### Given information

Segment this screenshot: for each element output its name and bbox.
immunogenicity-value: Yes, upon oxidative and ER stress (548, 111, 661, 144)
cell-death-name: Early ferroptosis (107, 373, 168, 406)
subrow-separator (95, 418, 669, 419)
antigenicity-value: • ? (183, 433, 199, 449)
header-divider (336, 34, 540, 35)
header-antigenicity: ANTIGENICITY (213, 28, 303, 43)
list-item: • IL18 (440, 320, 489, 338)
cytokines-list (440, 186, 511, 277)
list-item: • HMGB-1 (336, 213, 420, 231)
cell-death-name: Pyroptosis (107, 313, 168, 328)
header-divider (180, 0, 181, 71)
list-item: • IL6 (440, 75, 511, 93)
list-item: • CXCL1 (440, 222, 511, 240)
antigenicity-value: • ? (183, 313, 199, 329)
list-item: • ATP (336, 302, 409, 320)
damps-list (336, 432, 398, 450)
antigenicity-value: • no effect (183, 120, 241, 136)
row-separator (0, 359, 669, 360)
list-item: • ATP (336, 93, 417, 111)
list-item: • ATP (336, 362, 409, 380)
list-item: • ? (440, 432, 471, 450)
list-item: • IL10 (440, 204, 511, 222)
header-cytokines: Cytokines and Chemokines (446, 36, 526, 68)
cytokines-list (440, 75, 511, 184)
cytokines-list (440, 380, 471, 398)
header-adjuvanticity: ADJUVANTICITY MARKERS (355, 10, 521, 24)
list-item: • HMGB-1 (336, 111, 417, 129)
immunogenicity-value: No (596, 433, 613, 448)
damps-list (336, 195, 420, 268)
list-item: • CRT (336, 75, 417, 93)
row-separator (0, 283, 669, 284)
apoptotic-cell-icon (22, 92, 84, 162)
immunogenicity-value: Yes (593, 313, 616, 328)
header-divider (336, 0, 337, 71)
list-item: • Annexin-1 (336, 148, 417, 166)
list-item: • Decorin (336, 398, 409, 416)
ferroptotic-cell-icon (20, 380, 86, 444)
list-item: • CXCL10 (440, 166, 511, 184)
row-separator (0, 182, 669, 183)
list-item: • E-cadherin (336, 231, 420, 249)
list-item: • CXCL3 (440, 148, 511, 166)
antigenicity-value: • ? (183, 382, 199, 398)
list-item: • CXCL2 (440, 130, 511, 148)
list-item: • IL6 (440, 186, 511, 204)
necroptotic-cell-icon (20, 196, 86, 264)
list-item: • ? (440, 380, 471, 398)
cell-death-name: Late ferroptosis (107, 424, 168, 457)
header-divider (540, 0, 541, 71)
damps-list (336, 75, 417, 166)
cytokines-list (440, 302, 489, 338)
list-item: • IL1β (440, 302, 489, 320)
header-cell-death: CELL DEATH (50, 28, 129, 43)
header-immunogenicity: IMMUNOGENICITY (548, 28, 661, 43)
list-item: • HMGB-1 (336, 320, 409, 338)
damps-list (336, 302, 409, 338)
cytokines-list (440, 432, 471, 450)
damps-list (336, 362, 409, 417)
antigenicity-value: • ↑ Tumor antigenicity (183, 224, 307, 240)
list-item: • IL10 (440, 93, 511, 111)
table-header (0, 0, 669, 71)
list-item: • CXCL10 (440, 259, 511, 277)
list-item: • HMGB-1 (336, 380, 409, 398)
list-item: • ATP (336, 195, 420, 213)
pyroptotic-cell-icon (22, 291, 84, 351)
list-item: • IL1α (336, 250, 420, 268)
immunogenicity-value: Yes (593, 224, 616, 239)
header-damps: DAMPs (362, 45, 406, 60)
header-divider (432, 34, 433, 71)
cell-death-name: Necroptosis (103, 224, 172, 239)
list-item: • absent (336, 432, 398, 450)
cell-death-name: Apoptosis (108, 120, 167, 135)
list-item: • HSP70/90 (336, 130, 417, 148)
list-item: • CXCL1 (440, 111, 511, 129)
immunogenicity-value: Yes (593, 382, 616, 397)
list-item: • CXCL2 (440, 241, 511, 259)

######

• _Work instruction_: Scan the material above for lines holding the string "cell" and copy those lines.

• _Solution to this problem_:
cell-death-name: Early ferroptosis (107, 373, 168, 406)
cell-death-name: Pyroptosis (107, 313, 168, 328)
apoptotic-cell-icon (22, 92, 84, 162)
ferroptotic-cell-icon (20, 380, 86, 444)
necroptotic-cell-icon (20, 196, 86, 264)
cell-death-name: Late ferroptosis (107, 424, 168, 457)
header-cell-death: CELL DEATH (50, 28, 129, 43)
pyroptotic-cell-icon (22, 291, 84, 351)
cell-death-name: Necroptosis (103, 224, 172, 239)
cell-death-name: Apoptosis (108, 120, 167, 135)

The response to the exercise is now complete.